▶ [WHAT YOU HAVE TO DO]
Pictures are not part of the copy; repeat everything else in the records exactly.

Figure record extracts
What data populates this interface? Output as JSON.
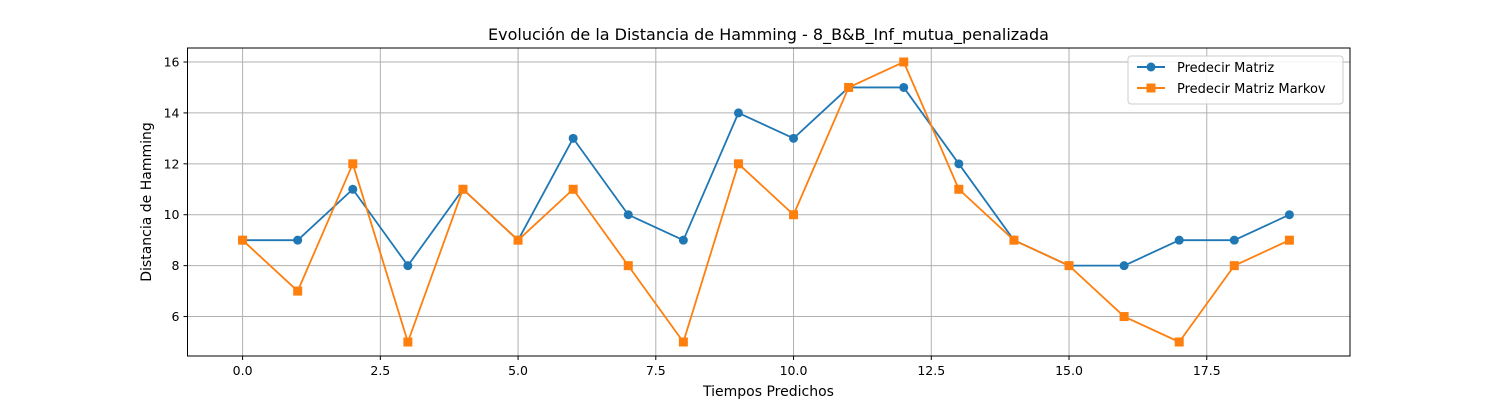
{
  "chart_data": {
    "type": "line",
    "title": "Evolución de la Distancia de Hamming - 8_B&B_Inf_mutua_penalizada",
    "xlabel": "Tiempos Predichos",
    "ylabel": "Distancia de Hamming",
    "x": [
      0,
      1,
      2,
      3,
      4,
      5,
      6,
      7,
      8,
      9,
      10,
      11,
      12,
      13,
      14,
      15,
      16,
      17,
      18,
      19
    ],
    "xlim": [
      -1,
      20.1
    ],
    "ylim": [
      4.45,
      16.55
    ],
    "xticks": [
      "0.0",
      "2.5",
      "5.0",
      "7.5",
      "10.0",
      "12.5",
      "15.0",
      "17.5"
    ],
    "yticks": [
      "6",
      "8",
      "10",
      "12",
      "14",
      "16"
    ],
    "grid": true,
    "legend_position": "top-right",
    "series": [
      {
        "name": "Predecir Matriz",
        "color": "#1f77b4",
        "marker": "circle",
        "values": [
          9,
          9,
          11,
          8,
          11,
          9,
          13,
          10,
          9,
          14,
          13,
          15,
          15,
          12,
          9,
          8,
          8,
          9,
          9,
          10
        ]
      },
      {
        "name": "Predecir Matriz Markov",
        "color": "#ff7f0e",
        "marker": "square",
        "values": [
          9,
          7,
          12,
          5,
          11,
          9,
          11,
          8,
          5,
          12,
          10,
          15,
          16,
          11,
          9,
          8,
          6,
          5,
          8,
          9
        ]
      }
    ]
  }
}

▶ [PROBLEM SOLUTION]
What data populates this interface? Output as JSON.
{
  "chart_data": {
    "type": "line",
    "title": "Evolución de la Distancia de Hamming - 8_B&B_Inf_mutua_penalizada",
    "xlabel": "Tiempos Predichos",
    "ylabel": "Distancia de Hamming",
    "x": [
      0,
      1,
      2,
      3,
      4,
      5,
      6,
      7,
      8,
      9,
      10,
      11,
      12,
      13,
      14,
      15,
      16,
      17,
      18,
      19
    ],
    "xlim": [
      -1,
      20.1
    ],
    "ylim": [
      4.45,
      16.55
    ],
    "xticks": [
      "0.0",
      "2.5",
      "5.0",
      "7.5",
      "10.0",
      "12.5",
      "15.0",
      "17.5"
    ],
    "yticks": [
      "6",
      "8",
      "10",
      "12",
      "14",
      "16"
    ],
    "grid": true,
    "legend_position": "top-right",
    "series": [
      {
        "name": "Predecir Matriz",
        "color": "#1f77b4",
        "marker": "circle",
        "values": [
          9,
          9,
          11,
          8,
          11,
          9,
          13,
          10,
          9,
          14,
          13,
          15,
          15,
          12,
          9,
          8,
          8,
          9,
          9,
          10
        ]
      },
      {
        "name": "Predecir Matriz Markov",
        "color": "#ff7f0e",
        "marker": "square",
        "values": [
          9,
          7,
          12,
          5,
          11,
          9,
          11,
          8,
          5,
          12,
          10,
          15,
          16,
          11,
          9,
          8,
          6,
          5,
          8,
          9
        ]
      }
    ]
  }
}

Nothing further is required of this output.